A data block
+++++

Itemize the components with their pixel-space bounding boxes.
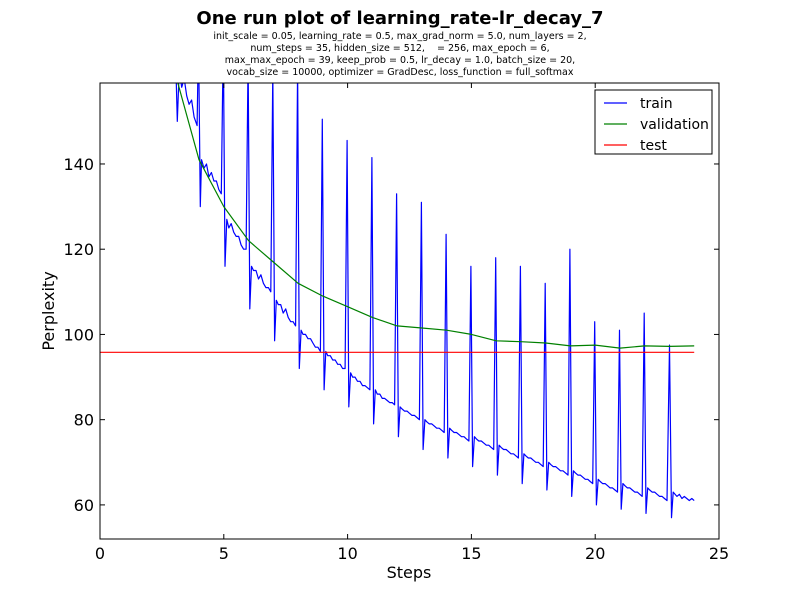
series-line-validation bbox=[177, 83, 695, 349]
x-axis-label: Steps bbox=[387, 563, 432, 582]
x-tick-label: 0 bbox=[95, 544, 105, 563]
legend-box bbox=[594, 89, 713, 155]
legend-label-validation: validation bbox=[640, 117, 709, 133]
series-layer bbox=[100, 83, 695, 519]
x-tick-label: 15 bbox=[461, 544, 481, 563]
legend-label-test: test bbox=[640, 138, 667, 154]
ticks-layer: 0 5 10 15 20 25 60 80 100 120 140 bbox=[63, 83, 729, 563]
plot-frame bbox=[99, 82, 720, 540]
x-tick-label: 10 bbox=[337, 544, 357, 563]
legend-label-train: train bbox=[640, 96, 673, 112]
series-line-train bbox=[175, 83, 695, 519]
x-tick-label: 25 bbox=[709, 544, 729, 563]
y-axis-label: Perplexity bbox=[39, 271, 58, 350]
legend: train validation test bbox=[594, 89, 713, 155]
x-tick-label: 20 bbox=[585, 544, 605, 563]
chart-subtitle: init_scale = 0.05, learning_rate = 0.5, … bbox=[0, 31, 800, 79]
subtitle-line: max_max_epoch = 39, keep_prob = 0.5, lr_… bbox=[224, 55, 576, 66]
subtitle-line: num_steps = 35, hidden_size = 512, = 256… bbox=[250, 43, 550, 54]
y-tick-label: 140 bbox=[63, 155, 94, 174]
y-tick-label: 80 bbox=[74, 411, 94, 430]
chart-title: One run plot of learning_rate-lr_decay_7 bbox=[196, 8, 604, 29]
y-tick-label: 60 bbox=[74, 496, 94, 515]
x-tick-label: 5 bbox=[219, 544, 229, 563]
y-tick-label: 100 bbox=[63, 325, 94, 344]
y-tick-label: 120 bbox=[63, 240, 94, 259]
subtitle-line: init_scale = 0.05, learning_rate = 0.5, … bbox=[213, 31, 587, 42]
subtitle-line: vocab_size = 10000, optimizer = GradDesc… bbox=[226, 67, 574, 78]
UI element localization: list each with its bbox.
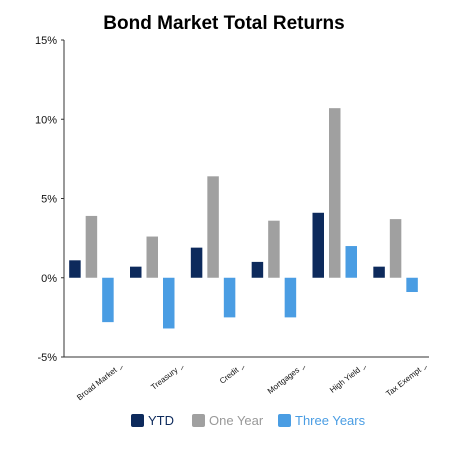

+++++

Reproduce the listing above line for line without any changes, leaving out the pictures.

Written response |
Itemize the components with their pixel-space bounding boxes.
series-line-validation bbox=[177, 83, 695, 349]
x-axis-label: Steps bbox=[387, 563, 432, 582]
x-tick-label: 0 bbox=[95, 544, 105, 563]
legend-box bbox=[594, 89, 713, 155]
legend-label-validation: validation bbox=[640, 117, 709, 133]
series-layer bbox=[100, 83, 695, 519]
x-tick-label: 15 bbox=[461, 544, 481, 563]
legend-label-test: test bbox=[640, 138, 667, 154]
ticks-layer: 0 5 10 15 20 25 60 80 100 120 140 bbox=[63, 83, 729, 563]
plot-frame bbox=[99, 82, 720, 540]
x-tick-label: 10 bbox=[337, 544, 357, 563]
legend-label-train: train bbox=[640, 96, 673, 112]
series-line-train bbox=[175, 83, 695, 519]
x-tick-label: 25 bbox=[709, 544, 729, 563]
y-axis-label: Perplexity bbox=[39, 271, 58, 350]
legend: train validation test bbox=[594, 89, 713, 155]
x-tick-label: 20 bbox=[585, 544, 605, 563]
chart-subtitle: init_scale = 0.05, learning_rate = 0.5, … bbox=[0, 31, 800, 79]
subtitle-line: max_max_epoch = 39, keep_prob = 0.5, lr_… bbox=[224, 55, 576, 66]
subtitle-line: num_steps = 35, hidden_size = 512, = 256… bbox=[250, 43, 550, 54]
y-tick-label: 140 bbox=[63, 155, 94, 174]
y-tick-label: 80 bbox=[74, 411, 94, 430]
chart-title: One run plot of learning_rate-lr_decay_7 bbox=[196, 8, 604, 29]
y-tick-label: 60 bbox=[74, 496, 94, 515]
x-tick-label: 5 bbox=[219, 544, 229, 563]
y-tick-label: 100 bbox=[63, 325, 94, 344]
y-tick-label: 120 bbox=[63, 240, 94, 259]
subtitle-line: init_scale = 0.05, learning_rate = 0.5, … bbox=[213, 31, 587, 42]
subtitle-line: vocab_size = 10000, optimizer = GradDesc… bbox=[226, 67, 574, 78]
UI element localization: list each with its bbox.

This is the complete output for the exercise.